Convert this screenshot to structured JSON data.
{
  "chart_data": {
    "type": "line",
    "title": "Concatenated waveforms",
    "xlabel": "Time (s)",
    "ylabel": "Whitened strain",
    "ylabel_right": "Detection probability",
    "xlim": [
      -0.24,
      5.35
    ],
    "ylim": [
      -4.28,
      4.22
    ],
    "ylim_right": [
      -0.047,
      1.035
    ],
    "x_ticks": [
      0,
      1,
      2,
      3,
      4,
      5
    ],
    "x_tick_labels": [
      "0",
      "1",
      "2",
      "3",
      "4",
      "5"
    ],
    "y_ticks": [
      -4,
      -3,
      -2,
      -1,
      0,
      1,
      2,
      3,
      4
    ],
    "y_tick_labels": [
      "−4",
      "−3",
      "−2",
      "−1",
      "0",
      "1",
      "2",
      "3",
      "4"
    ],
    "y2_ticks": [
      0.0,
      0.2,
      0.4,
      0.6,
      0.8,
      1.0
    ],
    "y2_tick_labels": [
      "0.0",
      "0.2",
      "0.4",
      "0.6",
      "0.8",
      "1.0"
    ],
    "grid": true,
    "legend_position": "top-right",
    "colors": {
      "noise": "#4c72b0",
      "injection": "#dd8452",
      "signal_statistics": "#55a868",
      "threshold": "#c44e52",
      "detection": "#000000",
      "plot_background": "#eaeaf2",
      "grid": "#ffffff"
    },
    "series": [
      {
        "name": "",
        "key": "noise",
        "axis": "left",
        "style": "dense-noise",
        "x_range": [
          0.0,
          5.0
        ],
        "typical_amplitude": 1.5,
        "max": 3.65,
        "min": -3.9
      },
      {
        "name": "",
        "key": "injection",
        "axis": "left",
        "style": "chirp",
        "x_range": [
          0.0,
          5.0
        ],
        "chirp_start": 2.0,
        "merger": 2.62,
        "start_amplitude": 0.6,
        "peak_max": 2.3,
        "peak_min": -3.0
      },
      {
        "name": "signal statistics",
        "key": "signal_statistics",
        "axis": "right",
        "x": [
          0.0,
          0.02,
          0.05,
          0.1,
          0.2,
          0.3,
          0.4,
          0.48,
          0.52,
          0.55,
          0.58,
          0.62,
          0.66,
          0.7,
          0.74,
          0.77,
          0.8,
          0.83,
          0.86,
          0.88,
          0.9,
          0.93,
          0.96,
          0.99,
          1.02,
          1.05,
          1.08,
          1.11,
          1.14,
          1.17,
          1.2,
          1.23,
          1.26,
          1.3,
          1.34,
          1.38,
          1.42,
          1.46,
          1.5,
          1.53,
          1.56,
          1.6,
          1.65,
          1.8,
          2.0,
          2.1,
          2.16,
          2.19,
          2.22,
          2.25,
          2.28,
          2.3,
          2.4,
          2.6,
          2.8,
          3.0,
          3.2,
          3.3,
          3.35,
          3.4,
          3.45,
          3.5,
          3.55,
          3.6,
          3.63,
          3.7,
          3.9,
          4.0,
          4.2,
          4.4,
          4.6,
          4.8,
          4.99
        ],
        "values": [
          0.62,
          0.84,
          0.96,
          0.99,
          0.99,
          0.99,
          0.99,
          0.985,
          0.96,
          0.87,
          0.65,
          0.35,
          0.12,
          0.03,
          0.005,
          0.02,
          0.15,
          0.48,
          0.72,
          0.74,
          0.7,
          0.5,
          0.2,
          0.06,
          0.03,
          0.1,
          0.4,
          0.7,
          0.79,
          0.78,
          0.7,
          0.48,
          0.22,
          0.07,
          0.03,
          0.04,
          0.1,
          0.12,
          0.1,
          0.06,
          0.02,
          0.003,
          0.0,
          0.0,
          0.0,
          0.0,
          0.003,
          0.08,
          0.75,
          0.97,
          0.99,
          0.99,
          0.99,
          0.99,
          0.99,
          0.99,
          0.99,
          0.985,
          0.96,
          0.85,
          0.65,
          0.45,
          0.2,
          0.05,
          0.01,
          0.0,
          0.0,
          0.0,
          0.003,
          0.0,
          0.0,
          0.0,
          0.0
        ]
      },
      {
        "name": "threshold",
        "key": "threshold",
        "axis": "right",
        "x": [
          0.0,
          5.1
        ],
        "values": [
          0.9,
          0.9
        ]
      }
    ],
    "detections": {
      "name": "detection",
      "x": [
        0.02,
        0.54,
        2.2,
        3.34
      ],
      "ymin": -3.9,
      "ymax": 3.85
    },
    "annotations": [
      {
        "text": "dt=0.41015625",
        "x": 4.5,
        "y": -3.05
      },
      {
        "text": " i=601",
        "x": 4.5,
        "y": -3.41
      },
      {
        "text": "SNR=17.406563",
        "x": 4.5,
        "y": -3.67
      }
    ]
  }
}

______________________________

→ Exercise
Without changing a word, restate the whole listing.

→ Full response
Convert this screenshot to structured JSON data.
{
  "chart_data": {
    "type": "line",
    "title": "Concatenated waveforms",
    "xlabel": "Time (s)",
    "ylabel": "Whitened strain",
    "ylabel_right": "Detection probability",
    "xlim": [
      -0.24,
      5.35
    ],
    "ylim": [
      -4.28,
      4.22
    ],
    "ylim_right": [
      -0.047,
      1.035
    ],
    "x_ticks": [
      0,
      1,
      2,
      3,
      4,
      5
    ],
    "x_tick_labels": [
      "0",
      "1",
      "2",
      "3",
      "4",
      "5"
    ],
    "y_ticks": [
      -4,
      -3,
      -2,
      -1,
      0,
      1,
      2,
      3,
      4
    ],
    "y_tick_labels": [
      "−4",
      "−3",
      "−2",
      "−1",
      "0",
      "1",
      "2",
      "3",
      "4"
    ],
    "y2_ticks": [
      0.0,
      0.2,
      0.4,
      0.6,
      0.8,
      1.0
    ],
    "y2_tick_labels": [
      "0.0",
      "0.2",
      "0.4",
      "0.6",
      "0.8",
      "1.0"
    ],
    "grid": true,
    "legend_position": "top-right",
    "colors": {
      "noise": "#4c72b0",
      "injection": "#dd8452",
      "signal_statistics": "#55a868",
      "threshold": "#c44e52",
      "detection": "#000000",
      "plot_background": "#eaeaf2",
      "grid": "#ffffff"
    },
    "series": [
      {
        "name": "",
        "key": "noise",
        "axis": "left",
        "style": "dense-noise",
        "x_range": [
          0.0,
          5.0
        ],
        "typical_amplitude": 1.5,
        "max": 3.65,
        "min": -3.9
      },
      {
        "name": "",
        "key": "injection",
        "axis": "left",
        "style": "chirp",
        "x_range": [
          0.0,
          5.0
        ],
        "chirp_start": 2.0,
        "merger": 2.62,
        "start_amplitude": 0.6,
        "peak_max": 2.3,
        "peak_min": -3.0
      },
      {
        "name": "signal statistics",
        "key": "signal_statistics",
        "axis": "right",
        "x": [
          0.0,
          0.02,
          0.05,
          0.1,
          0.2,
          0.3,
          0.4,
          0.48,
          0.52,
          0.55,
          0.58,
          0.62,
          0.66,
          0.7,
          0.74,
          0.77,
          0.8,
          0.83,
          0.86,
          0.88,
          0.9,
          0.93,
          0.96,
          0.99,
          1.02,
          1.05,
          1.08,
          1.11,
          1.14,
          1.17,
          1.2,
          1.23,
          1.26,
          1.3,
          1.34,
          1.38,
          1.42,
          1.46,
          1.5,
          1.53,
          1.56,
          1.6,
          1.65,
          1.8,
          2.0,
          2.1,
          2.16,
          2.19,
          2.22,
          2.25,
          2.28,
          2.3,
          2.4,
          2.6,
          2.8,
          3.0,
          3.2,
          3.3,
          3.35,
          3.4,
          3.45,
          3.5,
          3.55,
          3.6,
          3.63,
          3.7,
          3.9,
          4.0,
          4.2,
          4.4,
          4.6,
          4.8,
          4.99
        ],
        "values": [
          0.62,
          0.84,
          0.96,
          0.99,
          0.99,
          0.99,
          0.99,
          0.985,
          0.96,
          0.87,
          0.65,
          0.35,
          0.12,
          0.03,
          0.005,
          0.02,
          0.15,
          0.48,
          0.72,
          0.74,
          0.7,
          0.5,
          0.2,
          0.06,
          0.03,
          0.1,
          0.4,
          0.7,
          0.79,
          0.78,
          0.7,
          0.48,
          0.22,
          0.07,
          0.03,
          0.04,
          0.1,
          0.12,
          0.1,
          0.06,
          0.02,
          0.003,
          0.0,
          0.0,
          0.0,
          0.0,
          0.003,
          0.08,
          0.75,
          0.97,
          0.99,
          0.99,
          0.99,
          0.99,
          0.99,
          0.99,
          0.99,
          0.985,
          0.96,
          0.85,
          0.65,
          0.45,
          0.2,
          0.05,
          0.01,
          0.0,
          0.0,
          0.0,
          0.003,
          0.0,
          0.0,
          0.0,
          0.0
        ]
      },
      {
        "name": "threshold",
        "key": "threshold",
        "axis": "right",
        "x": [
          0.0,
          5.1
        ],
        "values": [
          0.9,
          0.9
        ]
      }
    ],
    "detections": {
      "name": "detection",
      "x": [
        0.02,
        0.54,
        2.2,
        3.34
      ],
      "ymin": -3.9,
      "ymax": 3.85
    },
    "annotations": [
      {
        "text": "dt=0.41015625",
        "x": 4.5,
        "y": -3.05
      },
      {
        "text": " i=601",
        "x": 4.5,
        "y": -3.41
      },
      {
        "text": "SNR=17.406563",
        "x": 4.5,
        "y": -3.67
      }
    ]
  }
}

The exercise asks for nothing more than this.